_Objective:_ Please copy word for word the stretch of the listing from the line containing "Where are 13" through the line containing "data-label: 87.5 時間 (532, 298, 588, 366)". Leave the pictures out of your copy.

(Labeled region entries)
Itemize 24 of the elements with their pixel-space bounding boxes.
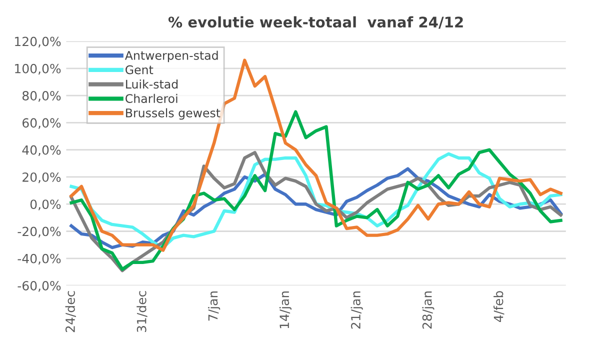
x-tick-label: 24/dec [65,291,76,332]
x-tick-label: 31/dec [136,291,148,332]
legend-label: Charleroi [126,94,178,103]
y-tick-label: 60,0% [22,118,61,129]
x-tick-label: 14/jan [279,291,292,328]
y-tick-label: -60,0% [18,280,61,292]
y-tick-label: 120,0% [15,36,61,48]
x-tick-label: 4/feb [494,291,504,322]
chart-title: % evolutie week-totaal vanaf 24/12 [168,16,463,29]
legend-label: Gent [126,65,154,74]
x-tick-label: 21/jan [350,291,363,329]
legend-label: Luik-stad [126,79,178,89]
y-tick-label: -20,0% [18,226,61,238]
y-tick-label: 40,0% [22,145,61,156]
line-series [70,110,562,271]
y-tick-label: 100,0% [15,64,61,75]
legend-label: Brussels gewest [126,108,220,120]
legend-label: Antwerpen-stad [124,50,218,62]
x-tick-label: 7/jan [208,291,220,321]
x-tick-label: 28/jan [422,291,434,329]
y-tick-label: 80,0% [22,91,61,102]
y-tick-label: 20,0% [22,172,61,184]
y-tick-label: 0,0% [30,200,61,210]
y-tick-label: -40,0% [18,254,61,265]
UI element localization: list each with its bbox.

==

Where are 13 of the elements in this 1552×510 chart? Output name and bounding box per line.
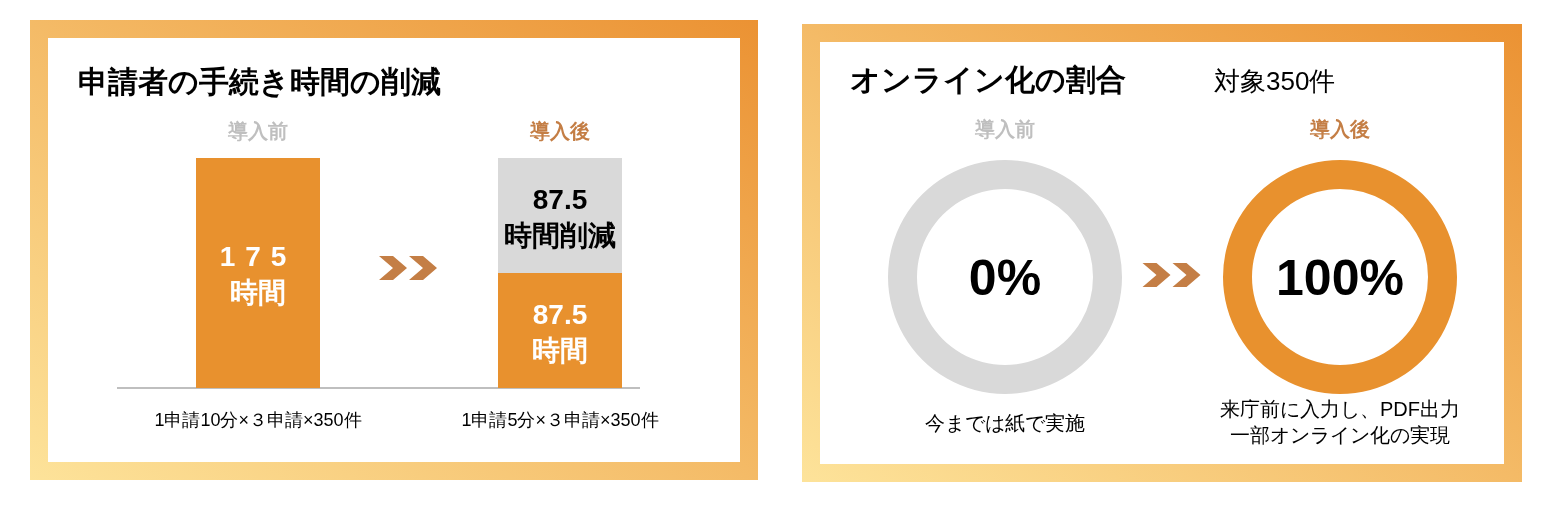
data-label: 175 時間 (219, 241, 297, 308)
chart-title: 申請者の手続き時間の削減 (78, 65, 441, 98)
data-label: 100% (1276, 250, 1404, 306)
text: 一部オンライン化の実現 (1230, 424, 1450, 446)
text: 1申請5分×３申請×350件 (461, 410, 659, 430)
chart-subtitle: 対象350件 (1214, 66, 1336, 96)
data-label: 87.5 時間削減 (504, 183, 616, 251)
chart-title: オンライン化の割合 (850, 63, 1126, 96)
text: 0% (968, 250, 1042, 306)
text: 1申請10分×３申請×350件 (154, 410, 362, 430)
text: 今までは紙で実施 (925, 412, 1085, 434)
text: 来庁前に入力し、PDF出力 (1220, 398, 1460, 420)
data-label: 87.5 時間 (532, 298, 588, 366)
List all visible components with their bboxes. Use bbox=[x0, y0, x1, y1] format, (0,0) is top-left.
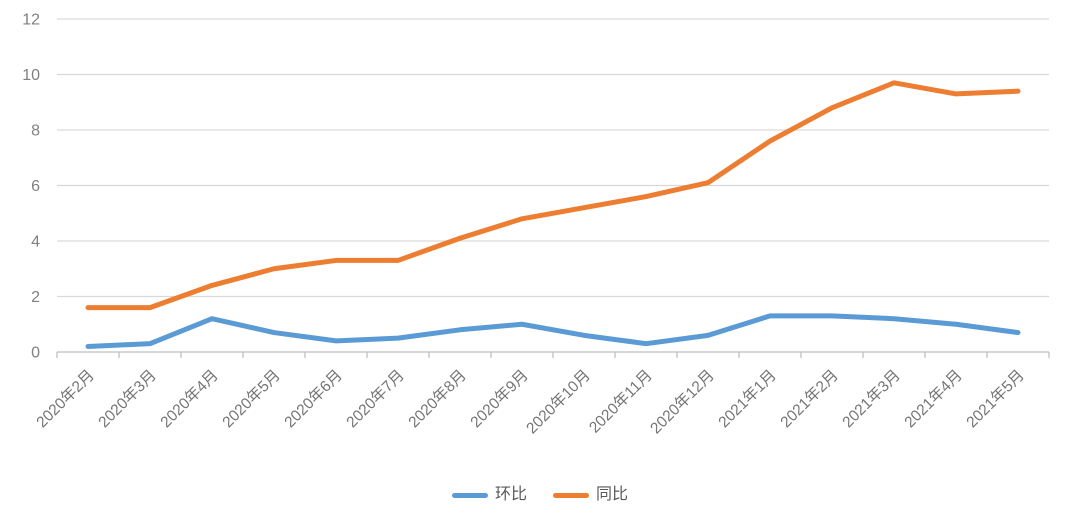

_Answer to the task:_
Where are 13 of the elements in this 1552×510 chart? Output name and bounding box per line.
data-label: 175 時間 (219, 241, 297, 308)
chart-title: 申請者の手続き時間の削減 (78, 65, 441, 98)
data-label: 100% (1276, 250, 1404, 306)
text: 一部オンライン化の実現 (1230, 424, 1450, 446)
text: 1申請5分×３申請×350件 (461, 410, 659, 430)
chart-subtitle: 対象350件 (1214, 66, 1336, 96)
data-label: 87.5 時間削減 (504, 183, 616, 251)
chart-title: オンライン化の割合 (850, 63, 1126, 96)
text: 0% (968, 250, 1042, 306)
text: 1申請10分×３申請×350件 (154, 410, 362, 430)
text: 今までは紙で実施 (925, 412, 1085, 434)
text: 来庁前に入力し、PDF出力 (1220, 398, 1460, 420)
data-label: 87.5 時間 (532, 298, 588, 366)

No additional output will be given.